GOAL
Repeat each record below exactly as given.

DATA TO PROCESS

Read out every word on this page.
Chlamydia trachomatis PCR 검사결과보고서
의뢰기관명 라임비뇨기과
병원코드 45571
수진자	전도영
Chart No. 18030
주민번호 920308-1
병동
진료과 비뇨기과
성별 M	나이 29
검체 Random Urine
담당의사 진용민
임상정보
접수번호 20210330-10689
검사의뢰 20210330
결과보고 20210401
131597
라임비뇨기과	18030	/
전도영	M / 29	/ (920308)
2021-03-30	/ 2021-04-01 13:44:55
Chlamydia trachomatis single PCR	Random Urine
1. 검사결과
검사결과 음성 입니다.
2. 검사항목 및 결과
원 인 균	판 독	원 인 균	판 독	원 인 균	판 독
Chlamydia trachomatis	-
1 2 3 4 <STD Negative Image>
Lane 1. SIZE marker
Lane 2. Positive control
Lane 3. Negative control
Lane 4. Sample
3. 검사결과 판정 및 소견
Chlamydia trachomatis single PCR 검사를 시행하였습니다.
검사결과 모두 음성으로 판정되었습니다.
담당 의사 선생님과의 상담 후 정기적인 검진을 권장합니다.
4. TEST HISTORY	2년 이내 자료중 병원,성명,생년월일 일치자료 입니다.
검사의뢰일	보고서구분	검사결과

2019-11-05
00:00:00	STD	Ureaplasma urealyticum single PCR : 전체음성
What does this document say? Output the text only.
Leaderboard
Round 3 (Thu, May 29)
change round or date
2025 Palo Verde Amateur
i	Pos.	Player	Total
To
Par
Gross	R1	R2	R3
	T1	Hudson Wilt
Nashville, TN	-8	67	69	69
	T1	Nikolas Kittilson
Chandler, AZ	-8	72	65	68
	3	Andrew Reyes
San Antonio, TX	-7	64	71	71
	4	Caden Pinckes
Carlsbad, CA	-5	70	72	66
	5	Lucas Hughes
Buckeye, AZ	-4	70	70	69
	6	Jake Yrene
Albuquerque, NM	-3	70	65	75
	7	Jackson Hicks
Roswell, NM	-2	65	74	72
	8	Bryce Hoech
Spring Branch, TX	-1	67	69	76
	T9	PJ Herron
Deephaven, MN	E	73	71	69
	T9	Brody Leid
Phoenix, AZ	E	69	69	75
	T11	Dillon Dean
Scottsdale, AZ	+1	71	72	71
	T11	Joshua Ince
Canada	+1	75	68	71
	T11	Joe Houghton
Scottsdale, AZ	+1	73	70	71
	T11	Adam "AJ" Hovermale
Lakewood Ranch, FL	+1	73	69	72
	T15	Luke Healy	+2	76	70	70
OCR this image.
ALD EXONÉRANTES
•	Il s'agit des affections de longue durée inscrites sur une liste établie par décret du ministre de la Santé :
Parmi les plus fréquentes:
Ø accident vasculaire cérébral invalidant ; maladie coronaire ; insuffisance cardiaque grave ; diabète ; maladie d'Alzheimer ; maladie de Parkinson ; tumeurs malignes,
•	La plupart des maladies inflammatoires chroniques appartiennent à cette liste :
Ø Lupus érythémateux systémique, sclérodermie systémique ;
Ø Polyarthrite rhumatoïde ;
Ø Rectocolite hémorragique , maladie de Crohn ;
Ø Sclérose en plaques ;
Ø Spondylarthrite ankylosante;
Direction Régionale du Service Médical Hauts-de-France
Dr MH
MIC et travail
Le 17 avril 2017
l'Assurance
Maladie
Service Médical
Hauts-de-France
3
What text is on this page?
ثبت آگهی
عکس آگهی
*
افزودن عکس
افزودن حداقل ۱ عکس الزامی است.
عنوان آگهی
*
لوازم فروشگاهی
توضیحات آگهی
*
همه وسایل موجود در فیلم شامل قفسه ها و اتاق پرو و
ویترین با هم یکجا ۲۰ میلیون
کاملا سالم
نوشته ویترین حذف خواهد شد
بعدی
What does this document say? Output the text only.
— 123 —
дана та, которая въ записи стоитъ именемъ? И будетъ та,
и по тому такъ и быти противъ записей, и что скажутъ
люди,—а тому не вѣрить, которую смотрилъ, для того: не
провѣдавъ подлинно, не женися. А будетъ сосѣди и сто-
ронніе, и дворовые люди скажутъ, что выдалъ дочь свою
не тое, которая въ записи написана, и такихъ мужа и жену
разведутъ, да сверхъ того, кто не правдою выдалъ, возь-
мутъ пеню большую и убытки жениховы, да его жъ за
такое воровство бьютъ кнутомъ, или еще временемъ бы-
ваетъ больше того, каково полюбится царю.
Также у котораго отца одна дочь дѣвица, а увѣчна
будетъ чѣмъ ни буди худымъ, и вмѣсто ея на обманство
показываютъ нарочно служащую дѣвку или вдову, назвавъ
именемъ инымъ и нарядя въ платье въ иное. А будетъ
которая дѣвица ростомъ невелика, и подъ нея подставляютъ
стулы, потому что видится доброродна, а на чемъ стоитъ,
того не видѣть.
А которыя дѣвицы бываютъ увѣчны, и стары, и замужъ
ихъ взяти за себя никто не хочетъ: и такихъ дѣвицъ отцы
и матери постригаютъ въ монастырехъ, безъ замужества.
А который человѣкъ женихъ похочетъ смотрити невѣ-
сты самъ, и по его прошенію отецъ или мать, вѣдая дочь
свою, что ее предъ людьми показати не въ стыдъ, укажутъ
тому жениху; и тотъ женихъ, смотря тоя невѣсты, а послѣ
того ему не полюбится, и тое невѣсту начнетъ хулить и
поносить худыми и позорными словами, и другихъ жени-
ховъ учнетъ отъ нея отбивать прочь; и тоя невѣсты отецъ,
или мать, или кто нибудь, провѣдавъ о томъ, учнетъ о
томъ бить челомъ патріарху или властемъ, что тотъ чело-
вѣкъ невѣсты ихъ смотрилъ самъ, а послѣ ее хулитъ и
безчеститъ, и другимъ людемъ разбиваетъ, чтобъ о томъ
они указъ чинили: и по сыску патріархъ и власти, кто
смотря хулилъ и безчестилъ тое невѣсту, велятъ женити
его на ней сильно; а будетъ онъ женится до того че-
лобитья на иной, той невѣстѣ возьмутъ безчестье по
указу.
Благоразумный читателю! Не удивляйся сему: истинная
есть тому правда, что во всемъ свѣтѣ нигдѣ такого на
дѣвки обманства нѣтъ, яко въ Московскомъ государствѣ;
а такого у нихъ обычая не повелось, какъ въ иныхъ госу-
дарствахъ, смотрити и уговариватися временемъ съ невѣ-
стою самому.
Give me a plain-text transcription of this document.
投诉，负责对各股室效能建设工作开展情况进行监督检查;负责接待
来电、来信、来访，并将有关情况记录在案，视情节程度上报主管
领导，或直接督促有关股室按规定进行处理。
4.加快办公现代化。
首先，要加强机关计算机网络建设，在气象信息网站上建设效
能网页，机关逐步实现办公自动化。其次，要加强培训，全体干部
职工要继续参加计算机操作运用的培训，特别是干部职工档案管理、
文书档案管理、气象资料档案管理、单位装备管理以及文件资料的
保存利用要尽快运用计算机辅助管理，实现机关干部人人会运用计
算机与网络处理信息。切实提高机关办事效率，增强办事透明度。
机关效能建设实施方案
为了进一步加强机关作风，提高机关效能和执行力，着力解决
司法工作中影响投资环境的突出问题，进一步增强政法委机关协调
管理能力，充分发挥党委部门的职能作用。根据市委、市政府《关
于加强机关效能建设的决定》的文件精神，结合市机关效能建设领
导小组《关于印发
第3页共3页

THE COMPLETED TASK
Read out every word on this page.
Chlamydia trachomatis PCR 검사결과보고서
의뢰기관명 라임비뇨기과
병원코드 45571
수진자	전도영
Chart No. 18030
주민번호 920308-1
병동
진료과 비뇨기과
성별 M	나이 29
검체 Random Urine
담당의사 진용민
임상정보
접수번호 20210330-10689
검사의뢰 20210330
결과보고 20210401
131597
라임비뇨기과	18030	/
전도영	M / 29	/ (920308)
2021-03-30	/ 2021-04-01 13:44:55
Chlamydia trachomatis single PCR	Random Urine
1. 검사결과
검사결과 음성 입니다.
2. 검사항목 및 결과
원 인 균	판 독	원 인 균	판 독	원 인 균	판 독
Chlamydia trachomatis	-
1 2 3 4 <STD Negative Image>
Lane 1. SIZE marker
Lane 2. Positive control
Lane 3. Negative control
Lane 4. Sample
3. 검사결과 판정 및 소견
Chlamydia trachomatis single PCR 검사를 시행하였습니다.
검사결과 모두 음성으로 판정되었습니다.
담당 의사 선생님과의 상담 후 정기적인 검진을 권장합니다.
4. TEST HISTORY	2년 이내 자료중 병원,성명,생년월일 일치자료 입니다.
검사의뢰일	보고서구분	검사결과

2019-11-05
00:00:00	STD	Ureaplasma urealyticum single PCR : 전체음성
What does this document say? Output the text only.
Leaderboard
Round 3 (Thu, May 29)
change round or date
2025 Palo Verde Amateur
i	Pos.	Player	Total
To
Par
Gross	R1	R2	R3
	T1	Hudson Wilt
Nashville, TN	-8	67	69	69
	T1	Nikolas Kittilson
Chandler, AZ	-8	72	65	68
	3	Andrew Reyes
San Antonio, TX	-7	64	71	71
	4	Caden Pinckes
Carlsbad, CA	-5	70	72	66
	5	Lucas Hughes
Buckeye, AZ	-4	70	70	69
	6	Jake Yrene
Albuquerque, NM	-3	70	65	75
	7	Jackson Hicks
Roswell, NM	-2	65	74	72
	8	Bryce Hoech
Spring Branch, TX	-1	67	69	76
	T9	PJ Herron
Deephaven, MN	E	73	71	69
	T9	Brody Leid
Phoenix, AZ	E	69	69	75
	T11	Dillon Dean
Scottsdale, AZ	+1	71	72	71
	T11	Joshua Ince
Canada	+1	75	68	71
	T11	Joe Houghton
Scottsdale, AZ	+1	73	70	71
	T11	Adam "AJ" Hovermale
Lakewood Ranch, FL	+1	73	69	72
	T15	Luke Healy	+2	76	70	70
OCR this image.
ALD EXONÉRANTES
•	Il s'agit des affections de longue durée inscrites sur une liste établie par décret du ministre de la Santé :
Parmi les plus fréquentes:
Ø accident vasculaire cérébral invalidant ; maladie coronaire ; insuffisance cardiaque grave ; diabète ; maladie d'Alzheimer ; maladie de Parkinson ; tumeurs malignes,
•	La plupart des maladies inflammatoires chroniques appartiennent à cette liste :
Ø Lupus érythémateux systémique, sclérodermie systémique ;
Ø Polyarthrite rhumatoïde ;
Ø Rectocolite hémorragique , maladie de Crohn ;
Ø Sclérose en plaques ;
Ø Spondylarthrite ankylosante;
Direction Régionale du Service Médical Hauts-de-France
Dr MH
MIC et travail
Le 17 avril 2017
l'Assurance
Maladie
Service Médical
Hauts-de-France
3
What text is on this page?
ثبت آگهی
عکس آگهی
*
افزودن عکس
افزودن حداقل ۱ عکس الزامی است.
عنوان آگهی
*
لوازم فروشگاهی
توضیحات آگهی
*
همه وسایل موجود در فیلم شامل قفسه ها و اتاق پرو و
ویترین با هم یکجا ۲۰ میلیون
کاملا سالم
نوشته ویترین حذف خواهد شد
بعدی
What does this document say? Output the text only.
— 123 —
дана та, которая въ записи стоитъ именемъ? И будетъ та,
и по тому такъ и быти противъ записей, и что скажутъ
люди,—а тому не вѣрить, которую смотрилъ, для того: не
провѣдавъ подлинно, не женися. А будетъ сосѣди и сто-
ронніе, и дворовые люди скажутъ, что выдалъ дочь свою
не тое, которая въ записи написана, и такихъ мужа и жену
разведутъ, да сверхъ того, кто не правдою выдалъ, возь-
мутъ пеню большую и убытки жениховы, да его жъ за
такое воровство бьютъ кнутомъ, или еще временемъ бы-
ваетъ больше того, каково полюбится царю.
Также у котораго отца одна дочь дѣвица, а увѣчна
будетъ чѣмъ ни буди худымъ, и вмѣсто ея на обманство
показываютъ нарочно служащую дѣвку или вдову, назвавъ
именемъ инымъ и нарядя въ платье въ иное. А будетъ
которая дѣвица ростомъ невелика, и подъ нея подставляютъ
стулы, потому что видится доброродна, а на чемъ стоитъ,
того не видѣть.
А которыя дѣвицы бываютъ увѣчны, и стары, и замужъ
ихъ взяти за себя никто не хочетъ: и такихъ дѣвицъ отцы
и матери постригаютъ въ монастырехъ, безъ замужества.
А который человѣкъ женихъ похочетъ смотрити невѣ-
сты самъ, и по его прошенію отецъ или мать, вѣдая дочь
свою, что ее предъ людьми показати не въ стыдъ, укажутъ
тому жениху; и тотъ женихъ, смотря тоя невѣсты, а послѣ
того ему не полюбится, и тое невѣсту начнетъ хулить и
поносить худыми и позорными словами, и другихъ жени-
ховъ учнетъ отъ нея отбивать прочь; и тоя невѣсты отецъ,
или мать, или кто нибудь, провѣдавъ о томъ, учнетъ о
томъ бить челомъ патріарху или властемъ, что тотъ чело-
вѣкъ невѣсты ихъ смотрилъ самъ, а послѣ ее хулитъ и
безчеститъ, и другимъ людемъ разбиваетъ, чтобъ о томъ
они указъ чинили: и по сыску патріархъ и власти, кто
смотря хулилъ и безчестилъ тое невѣсту, велятъ женити
его на ней сильно; а будетъ онъ женится до того че-
лобитья на иной, той невѣстѣ возьмутъ безчестье по
указу.
Благоразумный читателю! Не удивляйся сему: истинная
есть тому правда, что во всемъ свѣтѣ нигдѣ такого на
дѣвки обманства нѣтъ, яко въ Московскомъ государствѣ;
а такого у нихъ обычая не повелось, какъ въ иныхъ госу-
дарствахъ, смотрити и уговариватися временемъ съ невѣ-
стою самому.
Give me a plain-text transcription of this document.
投诉，负责对各股室效能建设工作开展情况进行监督检查;负责接待
来电、来信、来访，并将有关情况记录在案，视情节程度上报主管
领导，或直接督促有关股室按规定进行处理。
4.加快办公现代化。
首先，要加强机关计算机网络建设，在气象信息网站上建设效
能网页，机关逐步实现办公自动化。其次，要加强培训，全体干部
职工要继续参加计算机操作运用的培训，特别是干部职工档案管理、
文书档案管理、气象资料档案管理、单位装备管理以及文件资料的
保存利用要尽快运用计算机辅助管理，实现机关干部人人会运用计
算机与网络处理信息。切实提高机关办事效率，增强办事透明度。
机关效能建设实施方案
为了进一步加强机关作风，提高机关效能和执行力，着力解决
司法工作中影响投资环境的突出问题，进一步增强政法委机关协调
管理能力，充分发挥党委部门的职能作用。根据市委、市政府《关
于加强机关效能建设的决定》的文件精神，结合市机关效能建设领
导小组《关于印发
第3页共3页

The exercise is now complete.